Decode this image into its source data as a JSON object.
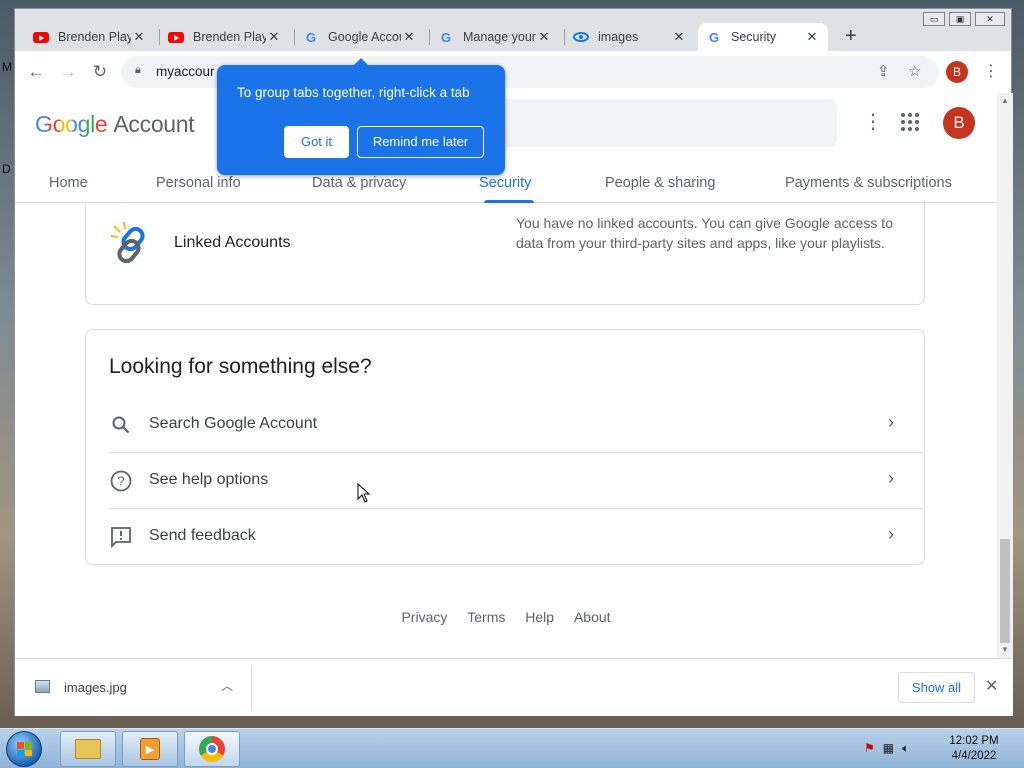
{
  "desktop": {
    "left_letters": [
      "M",
      "D"
    ]
  },
  "window": {
    "minimize": "▭",
    "restore": "▣",
    "close": "✕"
  },
  "tabs": [
    {
      "title": "Brenden Play",
      "icon": "youtube-icon"
    },
    {
      "title": "Brenden Play",
      "icon": "youtube-icon"
    },
    {
      "title": "Google Accou",
      "icon": "google-icon"
    },
    {
      "title": "Manage your",
      "icon": "google-icon"
    },
    {
      "title": "images",
      "icon": "lens-icon"
    },
    {
      "title": "Security",
      "icon": "google-icon",
      "active": true
    }
  ],
  "toolbar": {
    "url": "myaccour",
    "avatar_letter": "B"
  },
  "bubble": {
    "text": "To group tabs together, right-click a tab",
    "got_it": "Got it",
    "remind": "Remind me later"
  },
  "account_header": {
    "logo_google": "Google",
    "logo_account": "Account",
    "avatar_letter": "B"
  },
  "nav_tabs": [
    "Home",
    "Personal info",
    "Data & privacy",
    "Security",
    "People & sharing",
    "Payments & subscriptions"
  ],
  "linked_accounts": {
    "title": "Linked Accounts",
    "description": "You have no linked accounts. You can give Google access to data from your third-party sites and apps, like your playlists."
  },
  "looking_else": {
    "title": "Looking for something else?",
    "rows": [
      {
        "label": "Search Google Account",
        "icon": "search-icon"
      },
      {
        "label": "See help options",
        "icon": "help-icon"
      },
      {
        "label": "Send feedback",
        "icon": "feedback-icon"
      }
    ]
  },
  "footer": [
    "Privacy",
    "Terms",
    "Help",
    "About"
  ],
  "downloads": {
    "file_name": "images.jpg",
    "show_all": "Show all"
  },
  "taskbar": {
    "time": "12:02 PM",
    "date": "4/4/2022"
  },
  "colors": {
    "accent": "#1a73e8",
    "avatar": "#c5351d"
  }
}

■ Aim: Go through the entries above and print each one exactly, minus the pictures.

■ Written answer:
Decode this image into its source data as a JSON object.
{
  "desktop": {
    "left_letters": [
      "M",
      "D"
    ]
  },
  "window": {
    "minimize": "▭",
    "restore": "▣",
    "close": "✕"
  },
  "tabs": [
    {
      "title": "Brenden Play",
      "icon": "youtube-icon"
    },
    {
      "title": "Brenden Play",
      "icon": "youtube-icon"
    },
    {
      "title": "Google Accou",
      "icon": "google-icon"
    },
    {
      "title": "Manage your",
      "icon": "google-icon"
    },
    {
      "title": "images",
      "icon": "lens-icon"
    },
    {
      "title": "Security",
      "icon": "google-icon",
      "active": true
    }
  ],
  "toolbar": {
    "url": "myaccour",
    "avatar_letter": "B"
  },
  "bubble": {
    "text": "To group tabs together, right-click a tab",
    "got_it": "Got it",
    "remind": "Remind me later"
  },
  "account_header": {
    "logo_google": "Google",
    "logo_account": "Account",
    "avatar_letter": "B"
  },
  "nav_tabs": [
    "Home",
    "Personal info",
    "Data & privacy",
    "Security",
    "People & sharing",
    "Payments & subscriptions"
  ],
  "linked_accounts": {
    "title": "Linked Accounts",
    "description": "You have no linked accounts. You can give Google access to data from your third-party sites and apps, like your playlists."
  },
  "looking_else": {
    "title": "Looking for something else?",
    "rows": [
      {
        "label": "Search Google Account",
        "icon": "search-icon"
      },
      {
        "label": "See help options",
        "icon": "help-icon"
      },
      {
        "label": "Send feedback",
        "icon": "feedback-icon"
      }
    ]
  },
  "footer": [
    "Privacy",
    "Terms",
    "Help",
    "About"
  ],
  "downloads": {
    "file_name": "images.jpg",
    "show_all": "Show all"
  },
  "taskbar": {
    "time": "12:02 PM",
    "date": "4/4/2022"
  },
  "colors": {
    "accent": "#1a73e8",
    "avatar": "#c5351d"
  }
}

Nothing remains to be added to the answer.